Goal: Within the material below, find each line bearing the word "Pixologic" and present it.

Stored data:
— BEGIN —
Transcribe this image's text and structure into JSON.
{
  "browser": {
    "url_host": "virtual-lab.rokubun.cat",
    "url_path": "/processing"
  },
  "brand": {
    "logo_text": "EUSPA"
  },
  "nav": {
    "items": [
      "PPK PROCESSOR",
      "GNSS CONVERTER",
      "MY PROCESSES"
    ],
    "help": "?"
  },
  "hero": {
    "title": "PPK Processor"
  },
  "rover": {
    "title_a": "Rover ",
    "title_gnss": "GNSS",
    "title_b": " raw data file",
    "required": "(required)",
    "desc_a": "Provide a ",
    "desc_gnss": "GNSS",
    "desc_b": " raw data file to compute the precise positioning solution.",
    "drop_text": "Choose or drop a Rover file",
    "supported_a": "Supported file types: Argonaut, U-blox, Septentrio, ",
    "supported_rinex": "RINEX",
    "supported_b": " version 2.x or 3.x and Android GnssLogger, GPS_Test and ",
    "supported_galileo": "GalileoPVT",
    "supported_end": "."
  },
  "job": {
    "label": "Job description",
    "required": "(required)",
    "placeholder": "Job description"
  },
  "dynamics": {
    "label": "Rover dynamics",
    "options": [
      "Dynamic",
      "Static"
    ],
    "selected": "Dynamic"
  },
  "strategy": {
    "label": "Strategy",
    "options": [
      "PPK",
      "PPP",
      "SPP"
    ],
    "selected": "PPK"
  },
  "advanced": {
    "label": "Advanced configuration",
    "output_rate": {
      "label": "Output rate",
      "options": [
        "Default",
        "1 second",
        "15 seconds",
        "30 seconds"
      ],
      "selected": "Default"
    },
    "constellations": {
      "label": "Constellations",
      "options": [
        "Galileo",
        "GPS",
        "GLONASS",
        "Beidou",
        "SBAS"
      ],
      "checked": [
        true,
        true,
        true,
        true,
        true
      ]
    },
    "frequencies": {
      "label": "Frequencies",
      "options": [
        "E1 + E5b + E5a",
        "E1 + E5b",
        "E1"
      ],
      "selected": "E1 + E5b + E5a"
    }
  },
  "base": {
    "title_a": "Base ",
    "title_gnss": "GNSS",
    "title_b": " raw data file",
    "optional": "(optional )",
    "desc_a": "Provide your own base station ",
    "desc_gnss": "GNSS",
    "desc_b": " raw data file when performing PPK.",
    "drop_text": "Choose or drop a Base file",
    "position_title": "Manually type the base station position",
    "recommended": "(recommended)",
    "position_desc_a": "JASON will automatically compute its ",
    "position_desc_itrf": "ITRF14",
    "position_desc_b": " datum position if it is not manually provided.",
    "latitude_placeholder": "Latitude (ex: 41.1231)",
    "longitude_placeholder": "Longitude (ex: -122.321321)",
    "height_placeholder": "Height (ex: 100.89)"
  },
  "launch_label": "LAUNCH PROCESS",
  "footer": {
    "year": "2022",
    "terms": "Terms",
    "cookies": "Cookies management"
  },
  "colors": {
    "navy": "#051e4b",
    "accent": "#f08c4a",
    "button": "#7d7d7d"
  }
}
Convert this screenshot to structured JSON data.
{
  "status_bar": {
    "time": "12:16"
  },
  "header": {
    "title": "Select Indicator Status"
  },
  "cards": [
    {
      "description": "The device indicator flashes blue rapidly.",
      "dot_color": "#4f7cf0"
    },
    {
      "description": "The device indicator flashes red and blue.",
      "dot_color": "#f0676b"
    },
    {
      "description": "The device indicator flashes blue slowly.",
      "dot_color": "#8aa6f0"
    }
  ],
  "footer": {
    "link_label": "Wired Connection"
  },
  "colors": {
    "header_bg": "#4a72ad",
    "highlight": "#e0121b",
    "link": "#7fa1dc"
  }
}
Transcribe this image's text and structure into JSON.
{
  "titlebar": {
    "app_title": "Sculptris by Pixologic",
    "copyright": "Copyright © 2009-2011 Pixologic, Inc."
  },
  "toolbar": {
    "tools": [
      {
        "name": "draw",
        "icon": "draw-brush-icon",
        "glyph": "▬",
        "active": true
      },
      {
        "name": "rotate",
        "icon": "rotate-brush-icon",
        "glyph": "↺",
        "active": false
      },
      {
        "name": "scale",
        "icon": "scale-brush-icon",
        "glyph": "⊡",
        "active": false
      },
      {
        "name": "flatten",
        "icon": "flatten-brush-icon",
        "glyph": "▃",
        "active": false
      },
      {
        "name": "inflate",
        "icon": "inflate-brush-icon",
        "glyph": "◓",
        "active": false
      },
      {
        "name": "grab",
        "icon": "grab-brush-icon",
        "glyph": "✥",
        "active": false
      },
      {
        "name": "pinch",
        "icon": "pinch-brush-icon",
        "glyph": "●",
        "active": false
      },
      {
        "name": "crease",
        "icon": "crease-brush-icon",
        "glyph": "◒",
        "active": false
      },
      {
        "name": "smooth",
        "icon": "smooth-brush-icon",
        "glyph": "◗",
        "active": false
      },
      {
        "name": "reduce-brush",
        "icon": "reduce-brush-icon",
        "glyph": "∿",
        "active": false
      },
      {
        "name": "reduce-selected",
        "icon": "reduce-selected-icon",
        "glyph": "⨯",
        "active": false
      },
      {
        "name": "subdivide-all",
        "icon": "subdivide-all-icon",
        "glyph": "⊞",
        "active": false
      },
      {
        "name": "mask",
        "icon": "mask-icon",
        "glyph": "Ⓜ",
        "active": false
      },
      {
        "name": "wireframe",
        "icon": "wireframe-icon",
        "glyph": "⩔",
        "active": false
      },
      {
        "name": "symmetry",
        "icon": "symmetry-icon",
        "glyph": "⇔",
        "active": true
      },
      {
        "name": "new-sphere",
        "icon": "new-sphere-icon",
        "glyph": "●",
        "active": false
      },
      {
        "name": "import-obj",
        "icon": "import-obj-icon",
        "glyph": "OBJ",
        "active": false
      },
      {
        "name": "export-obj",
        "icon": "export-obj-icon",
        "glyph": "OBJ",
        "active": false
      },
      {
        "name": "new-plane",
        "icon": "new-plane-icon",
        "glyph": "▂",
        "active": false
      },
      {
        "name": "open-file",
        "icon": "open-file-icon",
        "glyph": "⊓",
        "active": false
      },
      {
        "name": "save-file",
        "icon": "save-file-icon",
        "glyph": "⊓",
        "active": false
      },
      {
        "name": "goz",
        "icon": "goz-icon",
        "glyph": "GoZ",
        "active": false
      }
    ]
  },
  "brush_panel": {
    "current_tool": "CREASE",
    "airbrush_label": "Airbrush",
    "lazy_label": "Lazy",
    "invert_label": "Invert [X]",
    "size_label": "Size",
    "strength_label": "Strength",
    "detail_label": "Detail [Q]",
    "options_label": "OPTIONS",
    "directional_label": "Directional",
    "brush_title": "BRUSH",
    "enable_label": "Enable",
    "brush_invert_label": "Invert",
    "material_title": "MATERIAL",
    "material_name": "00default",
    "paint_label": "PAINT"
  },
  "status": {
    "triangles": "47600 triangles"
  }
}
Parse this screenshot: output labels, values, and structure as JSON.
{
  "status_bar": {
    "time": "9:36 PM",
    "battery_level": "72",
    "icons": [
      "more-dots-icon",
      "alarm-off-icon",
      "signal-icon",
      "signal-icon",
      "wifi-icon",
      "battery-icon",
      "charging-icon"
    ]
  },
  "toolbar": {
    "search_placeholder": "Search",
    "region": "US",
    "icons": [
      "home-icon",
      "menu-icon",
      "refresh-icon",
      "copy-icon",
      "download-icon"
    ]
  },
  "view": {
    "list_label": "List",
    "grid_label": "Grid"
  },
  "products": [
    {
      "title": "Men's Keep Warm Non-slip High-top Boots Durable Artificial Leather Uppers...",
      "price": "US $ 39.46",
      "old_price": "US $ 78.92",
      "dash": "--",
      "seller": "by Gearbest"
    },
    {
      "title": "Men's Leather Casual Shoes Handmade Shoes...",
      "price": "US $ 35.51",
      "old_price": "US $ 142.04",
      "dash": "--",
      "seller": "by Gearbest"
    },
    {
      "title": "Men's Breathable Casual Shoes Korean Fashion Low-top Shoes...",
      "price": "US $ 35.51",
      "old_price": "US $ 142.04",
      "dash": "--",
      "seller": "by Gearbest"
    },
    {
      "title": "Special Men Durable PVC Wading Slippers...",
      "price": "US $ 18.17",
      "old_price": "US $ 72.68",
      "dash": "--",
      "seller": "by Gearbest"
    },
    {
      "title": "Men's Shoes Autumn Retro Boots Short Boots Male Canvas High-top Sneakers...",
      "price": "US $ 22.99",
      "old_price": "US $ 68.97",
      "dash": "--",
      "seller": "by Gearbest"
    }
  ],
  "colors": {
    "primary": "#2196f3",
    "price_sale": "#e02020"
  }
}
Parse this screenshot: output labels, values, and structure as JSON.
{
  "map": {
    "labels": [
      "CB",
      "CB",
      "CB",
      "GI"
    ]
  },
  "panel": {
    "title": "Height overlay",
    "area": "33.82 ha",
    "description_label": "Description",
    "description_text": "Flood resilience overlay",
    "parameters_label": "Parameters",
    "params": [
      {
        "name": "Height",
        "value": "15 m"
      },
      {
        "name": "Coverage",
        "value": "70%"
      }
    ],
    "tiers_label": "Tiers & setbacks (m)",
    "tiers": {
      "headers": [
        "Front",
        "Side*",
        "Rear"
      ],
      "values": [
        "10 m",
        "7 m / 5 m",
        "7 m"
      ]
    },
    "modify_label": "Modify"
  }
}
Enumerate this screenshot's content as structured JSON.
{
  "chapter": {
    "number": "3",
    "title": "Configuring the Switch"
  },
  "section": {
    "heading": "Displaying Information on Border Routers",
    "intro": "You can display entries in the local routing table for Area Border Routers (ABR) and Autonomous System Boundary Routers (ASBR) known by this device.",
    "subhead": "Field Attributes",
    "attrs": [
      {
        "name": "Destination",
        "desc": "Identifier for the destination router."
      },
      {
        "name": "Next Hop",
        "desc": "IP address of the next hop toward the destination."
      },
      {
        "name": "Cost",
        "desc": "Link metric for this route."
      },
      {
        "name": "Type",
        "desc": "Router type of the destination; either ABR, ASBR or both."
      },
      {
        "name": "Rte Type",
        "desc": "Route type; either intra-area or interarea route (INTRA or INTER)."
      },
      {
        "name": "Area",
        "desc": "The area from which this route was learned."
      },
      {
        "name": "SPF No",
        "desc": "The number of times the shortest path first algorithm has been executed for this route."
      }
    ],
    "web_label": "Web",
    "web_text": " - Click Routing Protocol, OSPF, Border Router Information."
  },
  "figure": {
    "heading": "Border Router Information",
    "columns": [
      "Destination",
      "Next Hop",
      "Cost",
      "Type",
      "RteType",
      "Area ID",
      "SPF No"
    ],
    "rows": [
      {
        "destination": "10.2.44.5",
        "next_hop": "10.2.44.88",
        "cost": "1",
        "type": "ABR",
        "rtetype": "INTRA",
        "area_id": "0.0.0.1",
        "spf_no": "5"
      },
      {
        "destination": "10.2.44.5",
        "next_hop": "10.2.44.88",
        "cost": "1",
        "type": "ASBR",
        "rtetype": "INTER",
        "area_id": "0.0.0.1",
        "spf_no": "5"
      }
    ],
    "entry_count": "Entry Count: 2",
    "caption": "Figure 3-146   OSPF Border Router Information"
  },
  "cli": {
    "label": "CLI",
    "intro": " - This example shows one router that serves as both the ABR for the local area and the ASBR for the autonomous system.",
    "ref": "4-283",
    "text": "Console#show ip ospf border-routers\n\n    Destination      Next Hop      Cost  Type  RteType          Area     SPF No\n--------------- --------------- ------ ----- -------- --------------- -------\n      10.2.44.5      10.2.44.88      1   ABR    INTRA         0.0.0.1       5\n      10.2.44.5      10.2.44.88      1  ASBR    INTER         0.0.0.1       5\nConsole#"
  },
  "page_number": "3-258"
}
— END —
Finished answer:
    "app_title": "Sculptris by Pixologic",
    "copyright": "Copyright © 2009-2011 Pixologic, Inc."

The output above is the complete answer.